(Dataset excerpts)
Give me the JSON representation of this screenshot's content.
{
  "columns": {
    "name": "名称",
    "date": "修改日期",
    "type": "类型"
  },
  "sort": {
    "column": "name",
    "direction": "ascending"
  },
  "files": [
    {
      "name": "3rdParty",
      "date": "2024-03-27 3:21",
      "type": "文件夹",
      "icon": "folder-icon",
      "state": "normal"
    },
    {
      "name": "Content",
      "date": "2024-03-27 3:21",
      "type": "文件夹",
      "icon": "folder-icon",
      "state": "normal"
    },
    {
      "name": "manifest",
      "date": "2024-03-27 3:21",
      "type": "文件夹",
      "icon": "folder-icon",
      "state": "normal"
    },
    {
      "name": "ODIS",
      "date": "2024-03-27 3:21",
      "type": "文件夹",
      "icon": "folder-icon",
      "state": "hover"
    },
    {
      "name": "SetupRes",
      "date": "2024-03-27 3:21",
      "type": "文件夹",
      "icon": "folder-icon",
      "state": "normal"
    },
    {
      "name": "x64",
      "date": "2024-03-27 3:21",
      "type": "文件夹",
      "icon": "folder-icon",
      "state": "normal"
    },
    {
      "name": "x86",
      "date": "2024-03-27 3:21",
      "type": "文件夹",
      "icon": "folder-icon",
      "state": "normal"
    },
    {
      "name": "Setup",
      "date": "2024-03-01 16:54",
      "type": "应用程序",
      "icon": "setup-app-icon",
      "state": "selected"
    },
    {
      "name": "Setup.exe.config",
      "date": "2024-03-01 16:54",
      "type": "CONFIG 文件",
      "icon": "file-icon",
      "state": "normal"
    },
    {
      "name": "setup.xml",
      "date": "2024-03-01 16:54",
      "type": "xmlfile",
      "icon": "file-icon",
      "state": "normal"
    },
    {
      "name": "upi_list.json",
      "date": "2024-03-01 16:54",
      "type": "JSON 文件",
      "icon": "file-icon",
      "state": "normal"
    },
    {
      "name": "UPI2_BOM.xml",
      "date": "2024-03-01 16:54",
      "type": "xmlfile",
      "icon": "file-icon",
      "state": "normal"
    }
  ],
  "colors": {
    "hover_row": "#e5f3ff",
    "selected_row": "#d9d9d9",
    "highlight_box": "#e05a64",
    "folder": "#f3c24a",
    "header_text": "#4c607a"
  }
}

### WHAT TO WORK ON
Word for word, extract all the records.

### SOLVED PROBLEM
Give me the JSON representation of this screenshot's content.
{
  "columns": {
    "name": "名称",
    "date": "修改日期",
    "type": "类型"
  },
  "sort": {
    "column": "name",
    "direction": "ascending"
  },
  "files": [
    {
      "name": "3rdParty",
      "date": "2024-03-27 3:21",
      "type": "文件夹",
      "icon": "folder-icon",
      "state": "normal"
    },
    {
      "name": "Content",
      "date": "2024-03-27 3:21",
      "type": "文件夹",
      "icon": "folder-icon",
      "state": "normal"
    },
    {
      "name": "manifest",
      "date": "2024-03-27 3:21",
      "type": "文件夹",
      "icon": "folder-icon",
      "state": "normal"
    },
    {
      "name": "ODIS",
      "date": "2024-03-27 3:21",
      "type": "文件夹",
      "icon": "folder-icon",
      "state": "hover"
    },
    {
      "name": "SetupRes",
      "date": "2024-03-27 3:21",
      "type": "文件夹",
      "icon": "folder-icon",
      "state": "normal"
    },
    {
      "name": "x64",
      "date": "2024-03-27 3:21",
      "type": "文件夹",
      "icon": "folder-icon",
      "state": "normal"
    },
    {
      "name": "x86",
      "date": "2024-03-27 3:21",
      "type": "文件夹",
      "icon": "folder-icon",
      "state": "normal"
    },
    {
      "name": "Setup",
      "date": "2024-03-01 16:54",
      "type": "应用程序",
      "icon": "setup-app-icon",
      "state": "selected"
    },
    {
      "name": "Setup.exe.config",
      "date": "2024-03-01 16:54",
      "type": "CONFIG 文件",
      "icon": "file-icon",
      "state": "normal"
    },
    {
      "name": "setup.xml",
      "date": "2024-03-01 16:54",
      "type": "xmlfile",
      "icon": "file-icon",
      "state": "normal"
    },
    {
      "name": "upi_list.json",
      "date": "2024-03-01 16:54",
      "type": "JSON 文件",
      "icon": "file-icon",
      "state": "normal"
    },
    {
      "name": "UPI2_BOM.xml",
      "date": "2024-03-01 16:54",
      "type": "xmlfile",
      "icon": "file-icon",
      "state": "normal"
    }
  ],
  "colors": {
    "hover_row": "#e5f3ff",
    "selected_row": "#d9d9d9",
    "highlight_box": "#e05a64",
    "folder": "#f3c24a",
    "header_text": "#4c607a"
  }
}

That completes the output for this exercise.